— START —

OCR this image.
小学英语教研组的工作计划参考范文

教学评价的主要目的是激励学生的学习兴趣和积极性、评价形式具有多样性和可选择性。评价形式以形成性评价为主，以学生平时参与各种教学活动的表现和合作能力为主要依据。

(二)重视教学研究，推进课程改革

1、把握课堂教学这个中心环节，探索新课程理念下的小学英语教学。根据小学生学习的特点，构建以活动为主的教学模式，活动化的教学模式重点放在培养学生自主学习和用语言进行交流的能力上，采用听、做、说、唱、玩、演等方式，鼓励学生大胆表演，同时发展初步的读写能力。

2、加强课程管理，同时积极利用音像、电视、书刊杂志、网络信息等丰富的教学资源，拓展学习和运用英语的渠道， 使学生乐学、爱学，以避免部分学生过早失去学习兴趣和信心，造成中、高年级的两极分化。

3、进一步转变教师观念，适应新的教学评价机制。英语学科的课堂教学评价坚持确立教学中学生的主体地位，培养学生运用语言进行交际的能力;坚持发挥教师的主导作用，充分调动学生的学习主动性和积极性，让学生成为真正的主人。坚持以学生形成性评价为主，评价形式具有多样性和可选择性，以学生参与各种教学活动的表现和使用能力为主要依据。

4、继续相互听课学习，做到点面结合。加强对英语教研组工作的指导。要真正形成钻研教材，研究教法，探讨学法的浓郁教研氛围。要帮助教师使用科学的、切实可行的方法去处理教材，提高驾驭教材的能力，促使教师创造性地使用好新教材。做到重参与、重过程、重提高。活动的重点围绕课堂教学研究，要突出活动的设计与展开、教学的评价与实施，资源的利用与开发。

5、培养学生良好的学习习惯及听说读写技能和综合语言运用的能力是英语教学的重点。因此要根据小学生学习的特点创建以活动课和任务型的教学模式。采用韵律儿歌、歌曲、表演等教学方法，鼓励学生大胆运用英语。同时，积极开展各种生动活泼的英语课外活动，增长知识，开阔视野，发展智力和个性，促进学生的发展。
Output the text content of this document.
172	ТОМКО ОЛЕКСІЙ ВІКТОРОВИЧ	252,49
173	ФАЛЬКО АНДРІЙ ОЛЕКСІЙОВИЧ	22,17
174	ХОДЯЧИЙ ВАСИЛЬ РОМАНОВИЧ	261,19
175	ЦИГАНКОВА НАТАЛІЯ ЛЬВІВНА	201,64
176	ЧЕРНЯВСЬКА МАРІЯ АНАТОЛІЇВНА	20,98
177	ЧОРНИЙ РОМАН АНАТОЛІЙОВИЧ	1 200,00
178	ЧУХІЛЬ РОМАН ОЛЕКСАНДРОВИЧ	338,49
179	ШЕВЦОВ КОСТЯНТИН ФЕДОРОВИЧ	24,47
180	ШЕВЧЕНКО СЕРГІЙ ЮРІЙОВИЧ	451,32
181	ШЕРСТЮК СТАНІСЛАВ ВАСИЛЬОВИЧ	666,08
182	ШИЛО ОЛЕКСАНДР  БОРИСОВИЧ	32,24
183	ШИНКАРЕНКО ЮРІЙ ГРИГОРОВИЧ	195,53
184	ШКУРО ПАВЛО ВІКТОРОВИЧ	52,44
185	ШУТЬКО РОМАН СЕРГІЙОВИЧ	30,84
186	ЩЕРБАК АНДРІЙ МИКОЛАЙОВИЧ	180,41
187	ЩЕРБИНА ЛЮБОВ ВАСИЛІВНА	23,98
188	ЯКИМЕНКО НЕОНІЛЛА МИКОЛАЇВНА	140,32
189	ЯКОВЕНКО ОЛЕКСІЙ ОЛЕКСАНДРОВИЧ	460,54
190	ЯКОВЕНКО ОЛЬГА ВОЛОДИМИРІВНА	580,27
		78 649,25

— END —

### PROBLEM DETAILS
Give back exactly the lines that run from the line with "Output the text content of this document." through the close of the material, counting both ends, and nothing more.

### COMPLETED TASK
Output the text content of this document.
172	ТОМКО ОЛЕКСІЙ ВІКТОРОВИЧ	252,49
173	ФАЛЬКО АНДРІЙ ОЛЕКСІЙОВИЧ	22,17
174	ХОДЯЧИЙ ВАСИЛЬ РОМАНОВИЧ	261,19
175	ЦИГАНКОВА НАТАЛІЯ ЛЬВІВНА	201,64
176	ЧЕРНЯВСЬКА МАРІЯ АНАТОЛІЇВНА	20,98
177	ЧОРНИЙ РОМАН АНАТОЛІЙОВИЧ	1 200,00
178	ЧУХІЛЬ РОМАН ОЛЕКСАНДРОВИЧ	338,49
179	ШЕВЦОВ КОСТЯНТИН ФЕДОРОВИЧ	24,47
180	ШЕВЧЕНКО СЕРГІЙ ЮРІЙОВИЧ	451,32
181	ШЕРСТЮК СТАНІСЛАВ ВАСИЛЬОВИЧ	666,08
182	ШИЛО ОЛЕКСАНДР  БОРИСОВИЧ	32,24
183	ШИНКАРЕНКО ЮРІЙ ГРИГОРОВИЧ	195,53
184	ШКУРО ПАВЛО ВІКТОРОВИЧ	52,44
185	ШУТЬКО РОМАН СЕРГІЙОВИЧ	30,84
186	ЩЕРБАК АНДРІЙ МИКОЛАЙОВИЧ	180,41
187	ЩЕРБИНА ЛЮБОВ ВАСИЛІВНА	23,98
188	ЯКИМЕНКО НЕОНІЛЛА МИКОЛАЇВНА	140,32
189	ЯКОВЕНКО ОЛЕКСІЙ ОЛЕКСАНДРОВИЧ	460,54
190	ЯКОВЕНКО ОЛЬГА ВОЛОДИМИРІВНА	580,27
		78 649,25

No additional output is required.